***** RECORDS *****
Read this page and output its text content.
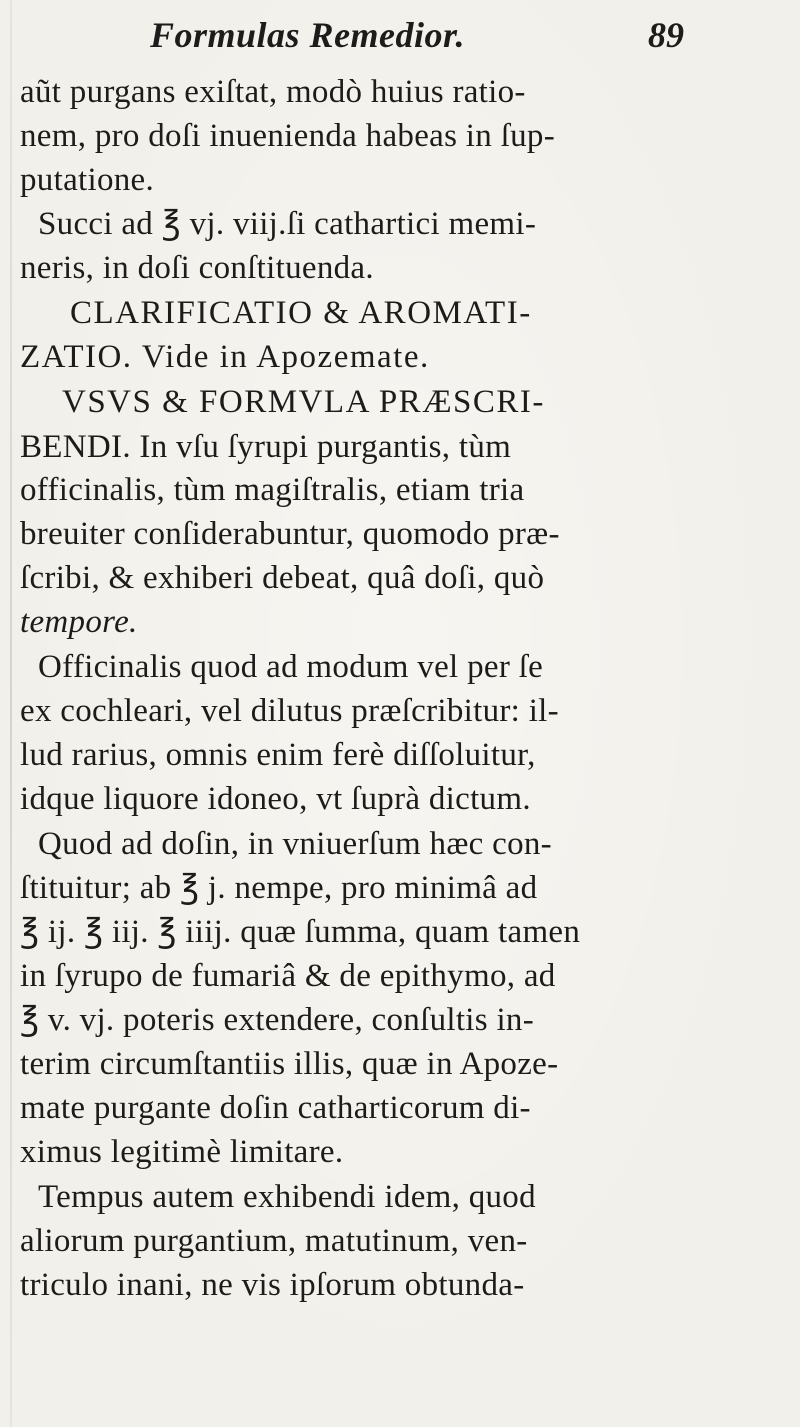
Formulas Remedior.	89
aũt purgans exiſtat, modò huius ratio-
nem, pro doſi inuenienda habeas in ſup-
putatione.
Succi ad ℥ vj. viij.ſi cathartici memi-
neris, in doſi conſtituenda.
CLARIFICATIO & AROMATI-
ZATIO. Vide in Apozemate.
VSVS & FORMVLA PRÆSCRI-
BENDI. In vſu ſyrupi purgantis, tùm
officinalis, tùm magiſtralis, etiam tria
breuiter conſiderabuntur, quomodo præ-
ſcribi, & exhiberi debeat, quâ doſi, quò
tempore.
Officinalis quod ad modum vel per ſe
ex cochleari, vel dilutus præſcribitur: il-
lud rarius, omnis enim ferè diſſoluitur,
idque liquore idoneo, vt ſuprà dictum.
Quod ad doſin, in vniuerſum hæc con-
ſtituitur; ab ℥ j. nempe, pro minimâ ad
℥ ij. ℥ iij. ℥ iiij. quæ ſumma, quam tamen
in ſyrupo de fumariâ & de epithymo, ad
℥ v. vj. poteris extendere, conſultis in-
terim circumſtantiis illis, quæ in Apoze-
mate purgante doſin catharticorum di-
ximus legitimè limitare.
Tempus autem exhibendi idem, quod
aliorum purgantium, matutinum, ven-
triculo inani, ne vis ipſorum obtunda-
*****
In the listing above, locate each line with "doſin" and copy it.

Quod ad doſin, in vniuerſum hæc con-
mate purgante doſin catharticorum di-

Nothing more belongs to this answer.